▸ EXTRACT PROVIDED:
PPC64: Poor StrictMath performance due to non-optimized compilation

Thu Nov 17 22:48:07 UTC 2016

Hi Joe,

Although neither a floating point expert (as I think I've proven to you over the years), or a gcc expert, I checked with our in-house gcc expert and got this following answer:

	"Yes using -fno-strict-aliasing fixes the issues.  Also there are many forks of fdlibm which has this fixed including the code inside glibc. "

FWIW,
 - Derek

-----Original Message-----
From: hotspot-dev [mailto:hotspot-dev-bounces at openjdk.java.net] On Behalf Of Chris Plummer
Sent: Thursday, November 17, 2016 4:49 PM
To: joe darcy <joe.darcy at oracle.com>; Gustavo Romero <gromero at linux.vnet.ibm.com>; ppc-aix-port-dev at openjdk.java.net; hotspot-dev at openjdk.java.net; core-libs-dev at openjdk.java.net
Cc: build-dev <build-dev at openjdk.java.net>
Subject: Re: PPC64: Poor StrictMath performance due to non-optimized compilation

On 11/17/16 1:33 PM, joe darcy wrote:
> Hi Gustavo,
>
>
> On 11/17/2016 10:31 AM, Gustavo Romero wrote:
>> Hi Joe,
>>
>> Thanks a lot for your valuable comments.
>>
>> On 17-11-2016 15:35, joe darcy wrote:
>>>> Currently, optimization for building fdlibm is disabled, except for 
>>>> the "solaris" OS target [1].
>>> The reason for that is because historically the Solaris compilers 
>>> have had sufficient discipline and control regarding floating-point 
>>> semantics and compiler optimizations to still implement the 
>>> Java-mandated results when optimization was enabled. The gcc family 
>>> of compilers, for example, has lacked such discipline.
>> oh, I see. Thanks for clarifying that. I was exactly wondering why 
>> fdlibm optimization is off even for x86_x64 as it, AFAICS regarding 
>> gcc 5 only, does not affect the precision, even if setting -O3 does 
>> not improve the performance as much as on PPC64.
>
> The fdlibm code relies on aliasing a two-element array of int with a 
> double to do bit-level reads and writes of floating-point values. As I 
> understand it, the C spec allows compilers to assume values of 
> different types don't overlap in memory. The compilation environment 
> has to be configured in such a way that the C compiler disables code 
> generation and optimization techniques that would run afoul of these 
> fdlibm coding practices.
This is the strict aliasing issue right? It's a long standing problem with fdlibm that kept getting worse as gcc got smarter. IIRC, compiling with -fno-strict-aliasing fixes it, but it's been more than 12 years since I last dealt with fdlibm and compiler aliasing issues.

Chris
>
>>>> As a consequence on PPC64 (Linux) StrictMath methods like, but not 
>>>> limited to, sin(), cos(), and tan() perform verify poor in 
>>>> comparison to the same methods in Math class [2]:
>>> If you are doing your work against JDK 9, note that the pow, hypot, 
>>> and cbrt fdlibm methods required by StrictMath have been ported to 
>>> Java (JDK-8134780: Port fdlibm to Java). I have intentions to port 
>>> the remaining methods to Java, but it is unclear whether or not this 
>>> will occur for JDK 9.

▸ PROVIDED DATA:
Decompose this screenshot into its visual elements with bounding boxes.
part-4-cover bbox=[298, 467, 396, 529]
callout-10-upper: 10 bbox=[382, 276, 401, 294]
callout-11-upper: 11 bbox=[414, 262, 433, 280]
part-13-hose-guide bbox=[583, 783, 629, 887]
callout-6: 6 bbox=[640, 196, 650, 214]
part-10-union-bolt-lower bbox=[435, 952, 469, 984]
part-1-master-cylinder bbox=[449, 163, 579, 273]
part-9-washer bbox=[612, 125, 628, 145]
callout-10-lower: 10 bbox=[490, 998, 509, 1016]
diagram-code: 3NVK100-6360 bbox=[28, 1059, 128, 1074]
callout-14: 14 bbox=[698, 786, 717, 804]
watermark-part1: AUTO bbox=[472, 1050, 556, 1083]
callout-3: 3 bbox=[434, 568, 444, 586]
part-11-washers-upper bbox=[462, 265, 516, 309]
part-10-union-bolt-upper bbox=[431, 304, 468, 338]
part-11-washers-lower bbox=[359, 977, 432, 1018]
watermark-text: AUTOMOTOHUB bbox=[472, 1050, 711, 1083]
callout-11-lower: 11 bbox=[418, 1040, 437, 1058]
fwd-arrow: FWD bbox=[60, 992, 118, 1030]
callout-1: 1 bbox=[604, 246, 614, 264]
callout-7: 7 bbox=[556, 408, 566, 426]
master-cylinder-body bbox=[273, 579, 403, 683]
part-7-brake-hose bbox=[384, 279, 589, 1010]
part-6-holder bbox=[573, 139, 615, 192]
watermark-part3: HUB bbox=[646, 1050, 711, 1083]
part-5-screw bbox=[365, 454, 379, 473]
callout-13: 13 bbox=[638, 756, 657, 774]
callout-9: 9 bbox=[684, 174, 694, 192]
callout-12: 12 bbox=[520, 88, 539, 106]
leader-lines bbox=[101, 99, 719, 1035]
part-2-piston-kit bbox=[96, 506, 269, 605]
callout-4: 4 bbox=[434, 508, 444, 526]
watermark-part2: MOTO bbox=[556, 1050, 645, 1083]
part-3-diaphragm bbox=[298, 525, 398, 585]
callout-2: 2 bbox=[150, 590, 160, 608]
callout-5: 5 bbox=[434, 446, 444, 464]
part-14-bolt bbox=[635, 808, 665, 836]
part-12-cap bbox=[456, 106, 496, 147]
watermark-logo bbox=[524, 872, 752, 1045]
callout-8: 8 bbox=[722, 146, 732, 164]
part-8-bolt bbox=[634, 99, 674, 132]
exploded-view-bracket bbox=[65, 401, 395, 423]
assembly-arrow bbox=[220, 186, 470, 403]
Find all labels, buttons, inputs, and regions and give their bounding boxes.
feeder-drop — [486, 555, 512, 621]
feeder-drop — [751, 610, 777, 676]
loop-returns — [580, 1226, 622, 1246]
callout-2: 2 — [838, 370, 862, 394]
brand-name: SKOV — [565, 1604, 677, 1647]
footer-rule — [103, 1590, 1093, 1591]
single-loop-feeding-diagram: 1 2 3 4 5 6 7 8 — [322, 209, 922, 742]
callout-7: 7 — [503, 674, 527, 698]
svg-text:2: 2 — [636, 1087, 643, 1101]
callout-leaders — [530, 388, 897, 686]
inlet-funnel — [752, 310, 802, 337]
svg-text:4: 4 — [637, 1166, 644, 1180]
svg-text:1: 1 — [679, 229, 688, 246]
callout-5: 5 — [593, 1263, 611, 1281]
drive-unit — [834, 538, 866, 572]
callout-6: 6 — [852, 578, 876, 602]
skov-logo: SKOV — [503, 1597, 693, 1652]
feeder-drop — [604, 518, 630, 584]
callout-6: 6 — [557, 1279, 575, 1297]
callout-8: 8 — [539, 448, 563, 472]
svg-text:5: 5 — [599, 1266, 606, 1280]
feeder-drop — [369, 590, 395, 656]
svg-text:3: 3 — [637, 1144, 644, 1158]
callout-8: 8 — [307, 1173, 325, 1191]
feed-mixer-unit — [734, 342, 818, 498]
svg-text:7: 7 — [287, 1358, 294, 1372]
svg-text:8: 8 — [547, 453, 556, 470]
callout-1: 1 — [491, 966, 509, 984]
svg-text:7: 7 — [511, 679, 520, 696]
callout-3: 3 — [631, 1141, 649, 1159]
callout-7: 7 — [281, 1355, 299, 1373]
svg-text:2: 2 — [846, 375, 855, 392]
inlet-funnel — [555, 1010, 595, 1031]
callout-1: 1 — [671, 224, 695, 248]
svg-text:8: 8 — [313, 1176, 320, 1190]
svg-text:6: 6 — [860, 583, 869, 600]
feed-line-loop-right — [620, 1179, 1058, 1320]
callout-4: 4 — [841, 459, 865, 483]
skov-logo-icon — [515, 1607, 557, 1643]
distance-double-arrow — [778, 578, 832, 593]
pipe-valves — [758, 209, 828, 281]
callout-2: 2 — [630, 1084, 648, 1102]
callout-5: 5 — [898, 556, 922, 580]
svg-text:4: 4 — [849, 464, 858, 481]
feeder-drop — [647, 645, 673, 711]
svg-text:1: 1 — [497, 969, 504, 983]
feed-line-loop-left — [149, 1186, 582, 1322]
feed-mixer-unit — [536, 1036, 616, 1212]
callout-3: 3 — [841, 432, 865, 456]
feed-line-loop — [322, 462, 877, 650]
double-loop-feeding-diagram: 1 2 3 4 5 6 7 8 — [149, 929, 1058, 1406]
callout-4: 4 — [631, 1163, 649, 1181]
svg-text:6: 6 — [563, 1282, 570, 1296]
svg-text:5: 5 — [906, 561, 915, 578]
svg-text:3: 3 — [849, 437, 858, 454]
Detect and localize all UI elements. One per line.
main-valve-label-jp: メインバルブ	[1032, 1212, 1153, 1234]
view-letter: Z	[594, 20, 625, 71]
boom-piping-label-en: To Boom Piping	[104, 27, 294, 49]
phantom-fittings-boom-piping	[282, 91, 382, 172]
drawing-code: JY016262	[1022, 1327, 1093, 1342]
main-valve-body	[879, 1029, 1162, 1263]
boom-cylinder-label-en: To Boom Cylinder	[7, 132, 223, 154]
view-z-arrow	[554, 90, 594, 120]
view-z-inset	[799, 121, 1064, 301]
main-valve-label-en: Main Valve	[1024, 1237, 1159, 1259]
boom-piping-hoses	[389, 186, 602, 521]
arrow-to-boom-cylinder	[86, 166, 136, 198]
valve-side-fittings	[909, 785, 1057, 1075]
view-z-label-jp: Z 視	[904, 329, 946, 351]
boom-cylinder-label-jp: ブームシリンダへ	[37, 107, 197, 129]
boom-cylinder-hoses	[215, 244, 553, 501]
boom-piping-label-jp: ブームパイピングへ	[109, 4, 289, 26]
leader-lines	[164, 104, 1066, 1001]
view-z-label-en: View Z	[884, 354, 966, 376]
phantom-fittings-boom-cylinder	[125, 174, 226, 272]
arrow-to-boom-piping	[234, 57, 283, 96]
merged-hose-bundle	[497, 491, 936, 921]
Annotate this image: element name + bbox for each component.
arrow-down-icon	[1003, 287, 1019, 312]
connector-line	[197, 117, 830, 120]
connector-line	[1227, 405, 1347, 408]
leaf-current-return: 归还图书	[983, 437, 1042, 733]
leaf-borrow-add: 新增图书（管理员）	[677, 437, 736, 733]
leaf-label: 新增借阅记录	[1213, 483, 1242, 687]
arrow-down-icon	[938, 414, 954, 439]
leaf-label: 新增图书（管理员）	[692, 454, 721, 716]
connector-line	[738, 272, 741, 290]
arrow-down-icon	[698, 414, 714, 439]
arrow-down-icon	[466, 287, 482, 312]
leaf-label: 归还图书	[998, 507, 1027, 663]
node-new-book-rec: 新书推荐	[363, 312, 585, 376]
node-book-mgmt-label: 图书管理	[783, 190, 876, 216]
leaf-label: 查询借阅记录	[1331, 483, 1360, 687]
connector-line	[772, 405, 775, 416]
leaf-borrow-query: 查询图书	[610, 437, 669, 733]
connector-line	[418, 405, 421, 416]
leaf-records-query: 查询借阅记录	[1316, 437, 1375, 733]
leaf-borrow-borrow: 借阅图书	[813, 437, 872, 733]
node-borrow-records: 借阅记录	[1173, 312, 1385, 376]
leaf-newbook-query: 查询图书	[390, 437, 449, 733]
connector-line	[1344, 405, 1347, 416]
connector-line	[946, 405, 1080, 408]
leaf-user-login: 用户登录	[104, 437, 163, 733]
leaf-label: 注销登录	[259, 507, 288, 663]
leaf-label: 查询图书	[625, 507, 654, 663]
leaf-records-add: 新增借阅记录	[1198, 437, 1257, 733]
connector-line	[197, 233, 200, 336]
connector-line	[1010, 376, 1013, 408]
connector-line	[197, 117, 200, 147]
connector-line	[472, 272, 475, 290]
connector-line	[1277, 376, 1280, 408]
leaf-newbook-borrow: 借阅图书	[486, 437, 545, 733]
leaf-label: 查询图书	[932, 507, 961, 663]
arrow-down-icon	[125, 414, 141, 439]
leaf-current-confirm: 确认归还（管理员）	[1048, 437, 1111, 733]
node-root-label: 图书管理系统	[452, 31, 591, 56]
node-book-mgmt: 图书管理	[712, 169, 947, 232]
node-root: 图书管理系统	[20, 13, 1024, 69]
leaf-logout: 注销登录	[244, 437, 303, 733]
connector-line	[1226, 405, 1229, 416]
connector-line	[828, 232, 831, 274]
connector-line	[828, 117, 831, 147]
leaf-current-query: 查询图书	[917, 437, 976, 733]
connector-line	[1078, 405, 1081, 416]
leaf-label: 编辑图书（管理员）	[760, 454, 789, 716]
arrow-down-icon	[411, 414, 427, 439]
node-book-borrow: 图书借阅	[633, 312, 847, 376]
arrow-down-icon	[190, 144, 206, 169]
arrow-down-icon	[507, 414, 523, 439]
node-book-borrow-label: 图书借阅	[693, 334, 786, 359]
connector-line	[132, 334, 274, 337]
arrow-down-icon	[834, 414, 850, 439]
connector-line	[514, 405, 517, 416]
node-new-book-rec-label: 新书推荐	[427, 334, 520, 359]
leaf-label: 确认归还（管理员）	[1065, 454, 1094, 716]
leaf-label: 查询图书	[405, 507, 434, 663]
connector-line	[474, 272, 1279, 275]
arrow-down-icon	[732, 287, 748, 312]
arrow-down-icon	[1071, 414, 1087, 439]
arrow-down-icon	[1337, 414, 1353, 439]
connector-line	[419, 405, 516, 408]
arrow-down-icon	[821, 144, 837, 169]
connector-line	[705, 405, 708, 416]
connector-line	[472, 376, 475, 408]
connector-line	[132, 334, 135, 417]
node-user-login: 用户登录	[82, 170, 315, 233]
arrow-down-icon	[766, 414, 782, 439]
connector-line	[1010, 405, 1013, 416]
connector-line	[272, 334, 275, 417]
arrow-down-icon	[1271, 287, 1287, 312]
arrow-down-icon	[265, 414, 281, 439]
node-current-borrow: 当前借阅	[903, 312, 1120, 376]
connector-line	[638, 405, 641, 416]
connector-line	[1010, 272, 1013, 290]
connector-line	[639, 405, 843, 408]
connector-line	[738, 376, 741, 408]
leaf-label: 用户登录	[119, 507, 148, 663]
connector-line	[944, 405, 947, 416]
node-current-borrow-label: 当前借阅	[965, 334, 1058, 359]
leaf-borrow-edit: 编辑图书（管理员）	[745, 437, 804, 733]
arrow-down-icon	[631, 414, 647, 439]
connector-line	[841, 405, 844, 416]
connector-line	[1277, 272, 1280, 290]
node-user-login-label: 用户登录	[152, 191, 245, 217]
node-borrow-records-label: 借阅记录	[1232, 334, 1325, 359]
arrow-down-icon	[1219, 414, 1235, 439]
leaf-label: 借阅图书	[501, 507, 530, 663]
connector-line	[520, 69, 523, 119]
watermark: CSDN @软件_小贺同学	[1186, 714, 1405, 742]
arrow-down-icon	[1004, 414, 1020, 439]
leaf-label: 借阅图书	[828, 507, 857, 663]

▸ WORK TO DO:
1. According to the PPC64 StrictMath thread, which gcc option fixes the fdlibm strict aliasing problem?
2. The PPC64 StrictMath thread says that some fdlibm methods required by StrictMath have already been ported to Java. Name all of them.
3. Take the PPC64 StrictMath mailing-list thread further from its last sentence.

▸ RESPONSES IN ORDER:
1. -fno-strict-aliasing

2. pow, hypot, cbrt

3.
>> Yes, I'm doing my work against 9. So is there any problem if I 
>> proceed with my change? I understand that there is no conflict as 
>> JDK-8134780 progresses and replaces the StrictMath methods by their 
>> counterparts in Java.
>> Please, advice.
>
> If I manage to finish the fdlibm C -> Java port in JDK 9, the changes 
> you are proposing would eventually be removed as unneeded since the C 
> code wouldn't be there to get compiled anymore.
>
>>
>> Is it intended to downport JDK-8134780 to 8?
>
> Such a backport would be technically possible, but we at Oracle don't 
> currently plan to do so.
>
>>
>>
>>> Methods in the Math class, such as pow, are often intrinsified and 
>>> use a different algorithm so a straight performance comparison may 
>>> not be as fair or meaningful in those cases.
>> I agree. It's just that the issue on StrictMath methods was first 
>> noted due to that huge gap (Math vs StrictMath) on PPC64, which is 
>> not prominent on x64.
>
> Depending on how Math.{sin, cos} is implemented on PPC64, compiling 
> the fdlibm sin/cos with more aggressive optimizations should not be 
> expected to close the performance gap. In particular, if Math.{sin, 
> cos} is an intrinsic on PPC64 (I haven't checked the sources) that 
> used platform-specific feature (say fused multiply add instructions) 
> then just compiling fdlibm more aggressively wouldn't necessarily make 
> up that gap.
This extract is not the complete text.